David Stoesz 21st June 2017

David Stoesz

David Stoesz

The case for an Investment State rests with three propositions: The first is the diminishing credibility of the Welfare State. Flourishing mid-20th century, it has struggled politically as a result of economic inequality, capital flight, bureaucratic inertia, damage to citizens, and the proliferation of subprime vendors. In response to the global financial crisis and the European debt crisis, government fiscal stimulus has been tepid at best. The second proposition is increasing, and occasionally virulent nationalism, fueled by working- and middle-class anxiety. Brexit, the Trump presidency, and insurgent populism threaten the solidarity premise of the Welfare State. Immigration has fueled xenophobia, resulting in heightened border security, signaling a closing of the post-1945 open societies of Europe. The third proposition is the fiscal exhaustion of the state. While social expenditure varies by nation, new challenges represented by working mothers, dislocated immigrants, a consolidated low-paying, non-unionised services sector, a growing precariat, and irreversible globalization put additional pressure on government—all this and the retirement of the Baby Boomers has yet to be addressed. Debt has limited Keynesian options, since national budgets are steeped in red ink, a problem compounded by the reluctance of governments to raise taxes. Fiscally, the Welfare State has run aground.

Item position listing
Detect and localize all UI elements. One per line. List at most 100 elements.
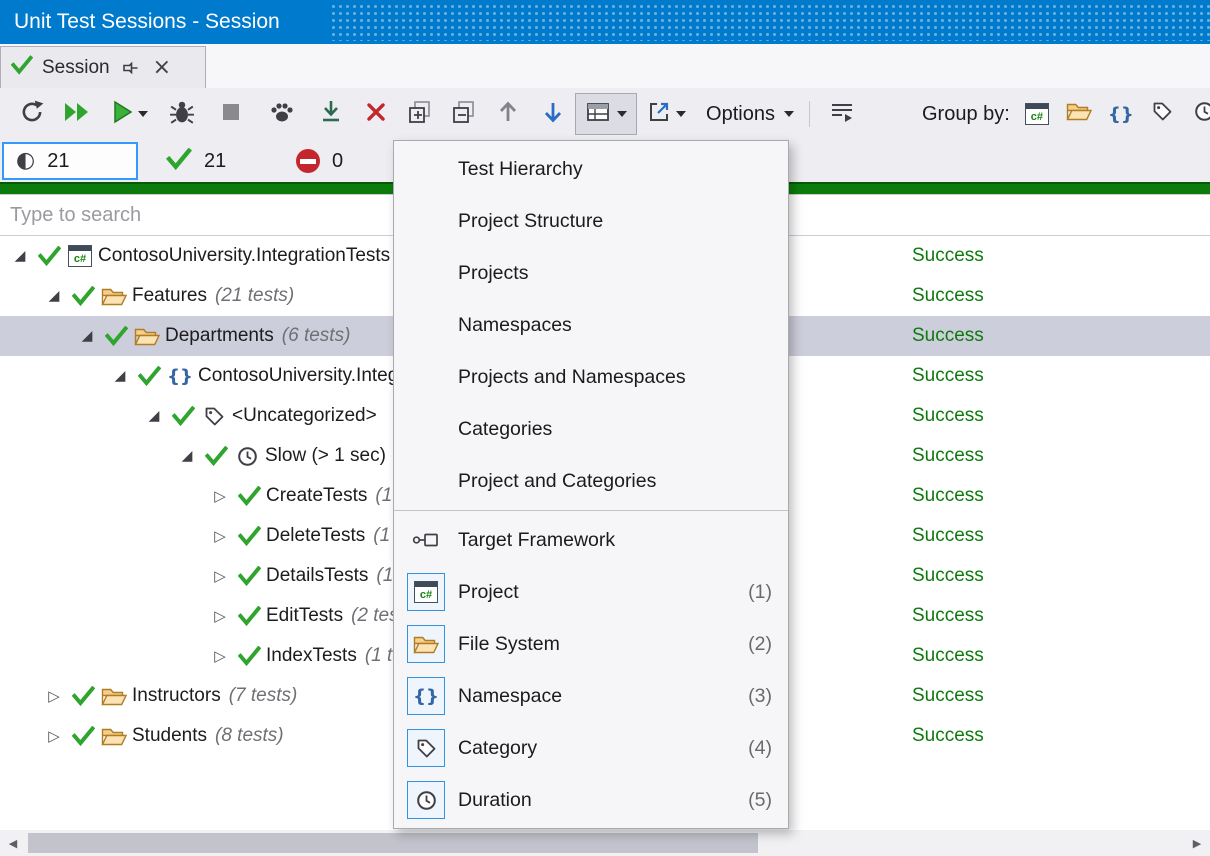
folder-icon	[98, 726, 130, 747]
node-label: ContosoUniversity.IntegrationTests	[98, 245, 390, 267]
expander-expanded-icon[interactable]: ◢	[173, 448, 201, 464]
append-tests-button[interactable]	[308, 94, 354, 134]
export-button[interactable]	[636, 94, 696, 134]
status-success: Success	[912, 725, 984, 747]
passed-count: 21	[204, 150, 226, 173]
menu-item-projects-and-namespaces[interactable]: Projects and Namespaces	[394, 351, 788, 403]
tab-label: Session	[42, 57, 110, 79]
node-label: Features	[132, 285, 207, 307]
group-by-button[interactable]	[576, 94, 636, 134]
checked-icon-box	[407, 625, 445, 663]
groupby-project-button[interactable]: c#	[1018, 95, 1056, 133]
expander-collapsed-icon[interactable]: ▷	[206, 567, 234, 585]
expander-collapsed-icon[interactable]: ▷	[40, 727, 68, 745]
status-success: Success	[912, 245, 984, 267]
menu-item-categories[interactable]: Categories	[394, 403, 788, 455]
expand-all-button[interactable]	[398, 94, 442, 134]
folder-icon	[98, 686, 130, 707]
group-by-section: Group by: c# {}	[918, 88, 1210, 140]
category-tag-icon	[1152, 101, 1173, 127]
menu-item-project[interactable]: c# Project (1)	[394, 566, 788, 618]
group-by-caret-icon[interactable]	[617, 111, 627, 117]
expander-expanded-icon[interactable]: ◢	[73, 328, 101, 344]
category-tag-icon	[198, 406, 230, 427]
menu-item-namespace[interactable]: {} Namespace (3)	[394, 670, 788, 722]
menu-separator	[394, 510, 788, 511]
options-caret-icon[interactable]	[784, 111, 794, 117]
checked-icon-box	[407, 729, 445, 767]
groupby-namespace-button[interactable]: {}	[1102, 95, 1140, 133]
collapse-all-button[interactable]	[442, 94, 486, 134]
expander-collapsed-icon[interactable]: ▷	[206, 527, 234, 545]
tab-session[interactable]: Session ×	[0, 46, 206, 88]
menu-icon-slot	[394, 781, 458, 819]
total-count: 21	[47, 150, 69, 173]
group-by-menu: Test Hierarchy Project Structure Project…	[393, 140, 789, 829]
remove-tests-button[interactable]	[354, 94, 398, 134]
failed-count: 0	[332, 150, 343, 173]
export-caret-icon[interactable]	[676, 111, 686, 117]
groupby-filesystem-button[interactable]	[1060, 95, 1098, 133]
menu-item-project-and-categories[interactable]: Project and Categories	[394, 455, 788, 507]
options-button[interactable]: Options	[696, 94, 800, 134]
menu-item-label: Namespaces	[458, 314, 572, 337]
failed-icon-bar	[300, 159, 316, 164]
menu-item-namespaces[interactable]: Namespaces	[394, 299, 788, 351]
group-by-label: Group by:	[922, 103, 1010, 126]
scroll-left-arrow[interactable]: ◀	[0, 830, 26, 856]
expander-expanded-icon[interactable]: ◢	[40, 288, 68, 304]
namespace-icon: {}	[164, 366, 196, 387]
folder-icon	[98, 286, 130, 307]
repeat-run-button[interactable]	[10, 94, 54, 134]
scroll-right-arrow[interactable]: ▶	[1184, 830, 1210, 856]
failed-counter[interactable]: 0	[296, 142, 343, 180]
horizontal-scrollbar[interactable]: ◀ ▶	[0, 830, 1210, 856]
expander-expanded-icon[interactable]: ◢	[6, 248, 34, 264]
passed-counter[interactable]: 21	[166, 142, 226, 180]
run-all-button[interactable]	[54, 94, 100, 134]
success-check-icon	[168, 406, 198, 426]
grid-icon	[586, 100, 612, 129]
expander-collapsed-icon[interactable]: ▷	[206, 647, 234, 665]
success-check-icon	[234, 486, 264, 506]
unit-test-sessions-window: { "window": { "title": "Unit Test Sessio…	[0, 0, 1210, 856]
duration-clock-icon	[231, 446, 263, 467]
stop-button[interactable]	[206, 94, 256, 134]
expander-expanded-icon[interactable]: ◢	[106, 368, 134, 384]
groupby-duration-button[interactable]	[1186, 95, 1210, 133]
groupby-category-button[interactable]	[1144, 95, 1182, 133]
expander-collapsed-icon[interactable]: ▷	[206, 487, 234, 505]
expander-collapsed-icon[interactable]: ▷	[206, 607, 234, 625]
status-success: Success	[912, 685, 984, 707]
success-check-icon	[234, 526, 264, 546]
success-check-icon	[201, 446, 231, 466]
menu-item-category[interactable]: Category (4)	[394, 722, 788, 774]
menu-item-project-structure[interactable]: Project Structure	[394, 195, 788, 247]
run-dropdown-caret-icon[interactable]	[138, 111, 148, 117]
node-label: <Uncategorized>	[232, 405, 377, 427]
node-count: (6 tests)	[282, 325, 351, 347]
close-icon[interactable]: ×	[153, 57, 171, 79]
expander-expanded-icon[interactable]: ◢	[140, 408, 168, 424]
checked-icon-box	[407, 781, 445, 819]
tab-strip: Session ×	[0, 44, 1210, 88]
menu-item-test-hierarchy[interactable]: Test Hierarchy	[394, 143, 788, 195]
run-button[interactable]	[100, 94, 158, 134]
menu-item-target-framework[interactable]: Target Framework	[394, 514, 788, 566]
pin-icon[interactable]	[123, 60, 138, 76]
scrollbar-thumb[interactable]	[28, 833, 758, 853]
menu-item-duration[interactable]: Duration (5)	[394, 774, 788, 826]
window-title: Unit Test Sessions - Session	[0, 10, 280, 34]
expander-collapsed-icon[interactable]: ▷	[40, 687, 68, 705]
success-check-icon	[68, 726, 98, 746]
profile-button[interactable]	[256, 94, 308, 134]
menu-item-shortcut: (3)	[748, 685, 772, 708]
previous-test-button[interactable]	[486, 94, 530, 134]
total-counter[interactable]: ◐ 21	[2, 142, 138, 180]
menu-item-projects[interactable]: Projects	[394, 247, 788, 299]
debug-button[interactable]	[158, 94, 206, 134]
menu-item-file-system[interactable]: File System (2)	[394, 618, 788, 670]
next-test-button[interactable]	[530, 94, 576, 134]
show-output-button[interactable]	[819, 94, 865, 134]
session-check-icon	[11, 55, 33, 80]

• [WORK INSTRUCTIONS]:
**a.** Answer these questions from the Investment State text:
(i) Which two crises did tepid government fiscal stimulus respond to?
(ii) What has fueled xenophobia?
(iii) What has limited Keynesian options?
**b.** Which factors does the Investment State text say caused the Welfare State's political struggles? List all of them.

• [TASK-BY-TASK ANSWERS]:
**a.**
(i) The global financial crisis and the European debt crisis.
(ii) Immigration.
(iii) Debt.

**b.**
- Economic inequality
- Capital flight
- Bureaucratic inertia
- Damage to citizens
- The proliferation of subprime vendors